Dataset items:
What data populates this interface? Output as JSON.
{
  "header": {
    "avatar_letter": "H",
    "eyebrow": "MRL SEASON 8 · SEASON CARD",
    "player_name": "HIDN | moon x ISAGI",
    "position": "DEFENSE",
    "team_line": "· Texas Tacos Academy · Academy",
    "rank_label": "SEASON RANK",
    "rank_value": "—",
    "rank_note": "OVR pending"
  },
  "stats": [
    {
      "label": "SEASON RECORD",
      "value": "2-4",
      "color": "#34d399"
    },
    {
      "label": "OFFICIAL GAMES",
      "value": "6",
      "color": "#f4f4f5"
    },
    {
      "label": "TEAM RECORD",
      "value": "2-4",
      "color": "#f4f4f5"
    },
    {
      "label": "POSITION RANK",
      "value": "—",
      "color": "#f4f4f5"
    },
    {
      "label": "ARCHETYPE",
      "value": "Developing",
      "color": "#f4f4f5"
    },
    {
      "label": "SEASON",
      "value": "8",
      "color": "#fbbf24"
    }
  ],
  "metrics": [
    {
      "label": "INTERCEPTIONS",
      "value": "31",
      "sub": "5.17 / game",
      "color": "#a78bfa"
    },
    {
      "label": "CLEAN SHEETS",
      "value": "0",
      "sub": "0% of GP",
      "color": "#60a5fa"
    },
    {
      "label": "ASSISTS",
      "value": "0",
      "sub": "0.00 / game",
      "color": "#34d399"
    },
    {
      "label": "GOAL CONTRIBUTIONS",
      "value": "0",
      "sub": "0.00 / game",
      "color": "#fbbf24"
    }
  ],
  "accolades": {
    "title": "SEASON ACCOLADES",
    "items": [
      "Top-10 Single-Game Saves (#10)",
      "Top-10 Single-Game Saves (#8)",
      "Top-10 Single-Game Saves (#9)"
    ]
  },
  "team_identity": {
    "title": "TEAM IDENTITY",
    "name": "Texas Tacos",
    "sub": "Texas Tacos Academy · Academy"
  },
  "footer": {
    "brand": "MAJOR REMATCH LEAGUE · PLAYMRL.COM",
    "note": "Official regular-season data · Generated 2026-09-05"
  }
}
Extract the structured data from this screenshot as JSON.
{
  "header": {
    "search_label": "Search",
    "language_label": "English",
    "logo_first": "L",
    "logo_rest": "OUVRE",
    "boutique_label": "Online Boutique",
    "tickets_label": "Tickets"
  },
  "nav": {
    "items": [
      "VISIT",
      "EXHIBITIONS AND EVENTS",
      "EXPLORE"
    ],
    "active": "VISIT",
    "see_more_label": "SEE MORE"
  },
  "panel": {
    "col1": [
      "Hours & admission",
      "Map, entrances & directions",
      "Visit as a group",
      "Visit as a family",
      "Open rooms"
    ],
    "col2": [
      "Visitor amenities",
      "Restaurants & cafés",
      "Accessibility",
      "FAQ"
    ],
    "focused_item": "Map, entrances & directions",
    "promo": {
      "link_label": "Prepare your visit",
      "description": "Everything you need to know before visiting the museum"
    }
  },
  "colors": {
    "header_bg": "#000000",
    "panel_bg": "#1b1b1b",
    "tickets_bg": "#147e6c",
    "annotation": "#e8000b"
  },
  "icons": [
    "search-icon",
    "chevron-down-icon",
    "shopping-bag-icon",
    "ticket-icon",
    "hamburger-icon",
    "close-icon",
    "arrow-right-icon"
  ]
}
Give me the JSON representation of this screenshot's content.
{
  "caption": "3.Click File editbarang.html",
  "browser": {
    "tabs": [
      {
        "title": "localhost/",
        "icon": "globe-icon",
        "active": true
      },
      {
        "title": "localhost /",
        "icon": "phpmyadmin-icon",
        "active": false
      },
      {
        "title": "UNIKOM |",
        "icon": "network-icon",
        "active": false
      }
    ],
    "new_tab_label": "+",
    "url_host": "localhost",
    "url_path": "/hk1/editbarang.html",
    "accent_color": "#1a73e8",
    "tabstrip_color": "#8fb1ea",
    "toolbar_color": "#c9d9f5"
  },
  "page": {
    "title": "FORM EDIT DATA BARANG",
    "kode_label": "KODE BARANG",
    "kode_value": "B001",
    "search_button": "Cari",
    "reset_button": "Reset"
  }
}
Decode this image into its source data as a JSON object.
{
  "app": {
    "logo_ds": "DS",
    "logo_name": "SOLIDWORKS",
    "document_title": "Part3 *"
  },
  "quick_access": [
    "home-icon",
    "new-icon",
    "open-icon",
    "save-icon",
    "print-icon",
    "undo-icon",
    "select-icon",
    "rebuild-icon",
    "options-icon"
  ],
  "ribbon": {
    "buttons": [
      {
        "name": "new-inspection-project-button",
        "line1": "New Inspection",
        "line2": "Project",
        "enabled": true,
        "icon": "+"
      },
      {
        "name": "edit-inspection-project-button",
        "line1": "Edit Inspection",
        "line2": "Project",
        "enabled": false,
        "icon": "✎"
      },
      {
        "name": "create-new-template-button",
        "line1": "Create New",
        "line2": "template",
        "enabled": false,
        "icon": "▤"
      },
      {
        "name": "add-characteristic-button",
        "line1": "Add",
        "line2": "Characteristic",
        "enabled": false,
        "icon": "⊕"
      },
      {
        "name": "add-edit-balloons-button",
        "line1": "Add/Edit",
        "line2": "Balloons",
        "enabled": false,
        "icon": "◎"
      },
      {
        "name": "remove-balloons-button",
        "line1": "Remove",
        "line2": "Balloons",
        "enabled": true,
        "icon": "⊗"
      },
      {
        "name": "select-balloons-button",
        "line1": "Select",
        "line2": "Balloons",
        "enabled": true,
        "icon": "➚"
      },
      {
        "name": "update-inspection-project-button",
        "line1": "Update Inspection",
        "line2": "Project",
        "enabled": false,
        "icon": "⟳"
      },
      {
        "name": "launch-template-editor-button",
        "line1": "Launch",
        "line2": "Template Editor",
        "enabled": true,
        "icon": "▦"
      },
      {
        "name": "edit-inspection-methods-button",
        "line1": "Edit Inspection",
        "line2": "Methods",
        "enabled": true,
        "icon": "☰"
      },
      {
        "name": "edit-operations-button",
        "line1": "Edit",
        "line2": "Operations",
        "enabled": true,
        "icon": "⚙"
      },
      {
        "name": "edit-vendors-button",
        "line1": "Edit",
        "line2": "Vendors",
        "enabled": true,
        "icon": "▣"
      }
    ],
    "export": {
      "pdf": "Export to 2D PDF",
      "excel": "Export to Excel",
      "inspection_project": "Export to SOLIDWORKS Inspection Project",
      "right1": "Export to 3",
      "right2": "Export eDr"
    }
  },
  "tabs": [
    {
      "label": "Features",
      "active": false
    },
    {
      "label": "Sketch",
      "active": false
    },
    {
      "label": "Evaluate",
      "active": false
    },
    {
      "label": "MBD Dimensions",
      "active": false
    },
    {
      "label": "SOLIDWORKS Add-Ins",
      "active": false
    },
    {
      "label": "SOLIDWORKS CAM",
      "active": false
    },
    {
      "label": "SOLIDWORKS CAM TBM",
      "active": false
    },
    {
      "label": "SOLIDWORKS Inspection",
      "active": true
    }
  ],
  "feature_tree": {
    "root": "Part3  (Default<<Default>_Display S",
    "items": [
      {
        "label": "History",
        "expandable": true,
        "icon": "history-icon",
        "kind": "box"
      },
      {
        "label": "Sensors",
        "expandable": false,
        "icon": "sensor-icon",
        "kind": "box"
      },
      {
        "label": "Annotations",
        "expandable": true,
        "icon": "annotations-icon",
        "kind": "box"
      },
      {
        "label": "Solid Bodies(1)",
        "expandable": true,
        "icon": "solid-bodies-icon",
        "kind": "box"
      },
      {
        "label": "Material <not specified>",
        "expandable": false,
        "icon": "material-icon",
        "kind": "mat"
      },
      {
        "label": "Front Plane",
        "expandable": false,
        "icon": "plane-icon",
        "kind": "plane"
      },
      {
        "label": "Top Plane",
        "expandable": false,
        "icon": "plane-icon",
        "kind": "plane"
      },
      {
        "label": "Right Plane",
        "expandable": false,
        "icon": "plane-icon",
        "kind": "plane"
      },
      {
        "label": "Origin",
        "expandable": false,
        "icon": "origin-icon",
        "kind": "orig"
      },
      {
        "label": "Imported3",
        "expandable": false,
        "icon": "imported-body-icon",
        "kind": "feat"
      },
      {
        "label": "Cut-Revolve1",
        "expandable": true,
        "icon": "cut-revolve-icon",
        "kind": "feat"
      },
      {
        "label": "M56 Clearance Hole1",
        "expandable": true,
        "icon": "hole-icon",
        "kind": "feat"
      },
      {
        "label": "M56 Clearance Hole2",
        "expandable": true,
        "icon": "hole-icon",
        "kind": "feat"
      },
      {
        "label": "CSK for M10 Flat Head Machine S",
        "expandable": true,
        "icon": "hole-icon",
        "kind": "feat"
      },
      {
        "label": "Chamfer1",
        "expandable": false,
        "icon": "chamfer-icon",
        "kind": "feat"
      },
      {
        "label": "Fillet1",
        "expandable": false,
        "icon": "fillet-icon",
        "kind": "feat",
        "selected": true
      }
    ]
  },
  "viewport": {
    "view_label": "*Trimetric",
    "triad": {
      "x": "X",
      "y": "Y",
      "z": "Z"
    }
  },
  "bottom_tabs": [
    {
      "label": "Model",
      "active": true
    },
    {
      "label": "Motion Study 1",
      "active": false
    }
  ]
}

TASK DIRECTIONS
For the listing above, give the number of lines in which the string "Single" occurs, and nothing else.

THE COMPLETED TASK
3